Task goal:
Lines containing the word "strikethrough" are the ones to copy from the records below.

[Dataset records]

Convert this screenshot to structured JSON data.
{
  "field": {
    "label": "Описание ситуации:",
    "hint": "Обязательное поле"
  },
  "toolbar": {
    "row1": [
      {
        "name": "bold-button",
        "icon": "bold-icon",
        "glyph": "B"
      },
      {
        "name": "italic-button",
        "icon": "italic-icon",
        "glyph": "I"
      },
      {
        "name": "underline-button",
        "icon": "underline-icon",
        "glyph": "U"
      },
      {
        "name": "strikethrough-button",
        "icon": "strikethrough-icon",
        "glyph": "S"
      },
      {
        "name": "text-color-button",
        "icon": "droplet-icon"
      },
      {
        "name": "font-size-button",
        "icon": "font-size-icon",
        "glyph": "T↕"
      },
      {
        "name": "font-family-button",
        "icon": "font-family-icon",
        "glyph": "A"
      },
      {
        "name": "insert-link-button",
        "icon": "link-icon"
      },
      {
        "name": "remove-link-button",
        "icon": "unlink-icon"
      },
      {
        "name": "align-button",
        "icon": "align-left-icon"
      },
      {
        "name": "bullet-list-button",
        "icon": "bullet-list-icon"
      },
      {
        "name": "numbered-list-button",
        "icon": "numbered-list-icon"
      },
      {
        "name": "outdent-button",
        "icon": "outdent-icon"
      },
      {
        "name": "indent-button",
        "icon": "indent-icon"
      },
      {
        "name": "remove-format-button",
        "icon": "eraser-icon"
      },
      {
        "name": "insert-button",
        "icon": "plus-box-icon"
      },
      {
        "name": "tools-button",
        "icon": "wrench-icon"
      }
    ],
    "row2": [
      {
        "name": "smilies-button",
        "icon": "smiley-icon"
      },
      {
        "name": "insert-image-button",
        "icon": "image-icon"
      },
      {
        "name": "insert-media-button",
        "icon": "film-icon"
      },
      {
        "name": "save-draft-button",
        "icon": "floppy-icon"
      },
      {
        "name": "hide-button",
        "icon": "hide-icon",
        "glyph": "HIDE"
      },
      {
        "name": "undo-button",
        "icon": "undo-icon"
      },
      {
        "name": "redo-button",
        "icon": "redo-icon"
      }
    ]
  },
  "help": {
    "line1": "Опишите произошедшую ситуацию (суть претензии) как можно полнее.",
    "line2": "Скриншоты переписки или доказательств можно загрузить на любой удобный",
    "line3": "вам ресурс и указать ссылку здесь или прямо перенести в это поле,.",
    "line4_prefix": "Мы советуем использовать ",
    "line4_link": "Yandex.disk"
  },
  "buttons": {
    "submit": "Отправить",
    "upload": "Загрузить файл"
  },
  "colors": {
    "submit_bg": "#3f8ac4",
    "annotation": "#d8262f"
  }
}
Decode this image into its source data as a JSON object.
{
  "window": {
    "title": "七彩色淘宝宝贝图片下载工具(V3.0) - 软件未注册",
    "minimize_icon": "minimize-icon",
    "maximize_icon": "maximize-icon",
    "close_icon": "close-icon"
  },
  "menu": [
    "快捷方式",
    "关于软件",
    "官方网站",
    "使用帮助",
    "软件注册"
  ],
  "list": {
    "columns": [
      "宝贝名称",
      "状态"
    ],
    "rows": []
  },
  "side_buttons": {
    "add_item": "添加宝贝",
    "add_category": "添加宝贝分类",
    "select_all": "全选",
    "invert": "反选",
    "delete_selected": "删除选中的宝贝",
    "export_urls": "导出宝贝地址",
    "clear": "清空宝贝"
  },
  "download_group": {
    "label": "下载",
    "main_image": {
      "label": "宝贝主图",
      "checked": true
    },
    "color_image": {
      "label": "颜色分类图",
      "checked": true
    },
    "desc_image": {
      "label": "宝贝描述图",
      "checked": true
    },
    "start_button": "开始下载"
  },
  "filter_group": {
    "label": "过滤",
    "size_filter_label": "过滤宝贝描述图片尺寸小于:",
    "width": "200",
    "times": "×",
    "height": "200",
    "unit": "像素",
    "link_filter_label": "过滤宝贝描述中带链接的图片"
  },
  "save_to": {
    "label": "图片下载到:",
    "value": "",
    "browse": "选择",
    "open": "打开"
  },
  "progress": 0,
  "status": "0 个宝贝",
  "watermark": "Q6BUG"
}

==

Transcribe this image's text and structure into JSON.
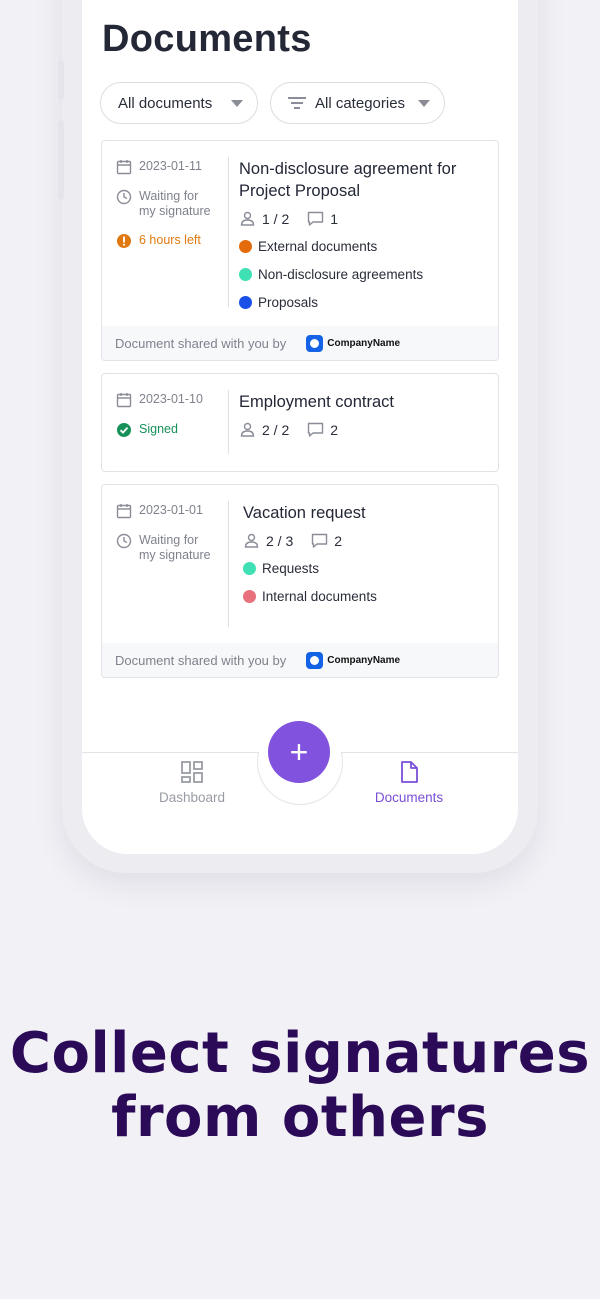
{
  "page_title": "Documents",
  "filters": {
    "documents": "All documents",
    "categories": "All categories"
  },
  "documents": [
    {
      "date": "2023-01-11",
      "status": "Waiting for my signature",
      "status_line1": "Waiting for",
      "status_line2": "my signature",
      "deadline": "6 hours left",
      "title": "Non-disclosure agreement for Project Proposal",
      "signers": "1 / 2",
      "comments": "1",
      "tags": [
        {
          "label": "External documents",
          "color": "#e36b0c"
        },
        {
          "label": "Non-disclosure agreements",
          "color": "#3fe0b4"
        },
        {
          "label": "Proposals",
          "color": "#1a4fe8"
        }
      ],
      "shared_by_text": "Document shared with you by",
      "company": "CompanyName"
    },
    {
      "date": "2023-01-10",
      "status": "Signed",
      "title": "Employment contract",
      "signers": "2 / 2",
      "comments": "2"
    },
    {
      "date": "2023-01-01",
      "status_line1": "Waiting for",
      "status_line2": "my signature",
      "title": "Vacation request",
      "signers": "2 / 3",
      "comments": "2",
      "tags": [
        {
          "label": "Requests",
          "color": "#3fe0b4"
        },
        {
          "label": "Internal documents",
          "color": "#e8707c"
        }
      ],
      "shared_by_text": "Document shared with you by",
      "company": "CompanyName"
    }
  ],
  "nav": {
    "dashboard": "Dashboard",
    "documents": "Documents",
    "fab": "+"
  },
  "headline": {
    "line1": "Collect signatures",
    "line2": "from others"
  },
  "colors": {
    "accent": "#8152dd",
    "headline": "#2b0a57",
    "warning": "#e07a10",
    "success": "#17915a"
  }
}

Result below:
        "name": "strikethrough-button",
        "icon": "strikethrough-icon",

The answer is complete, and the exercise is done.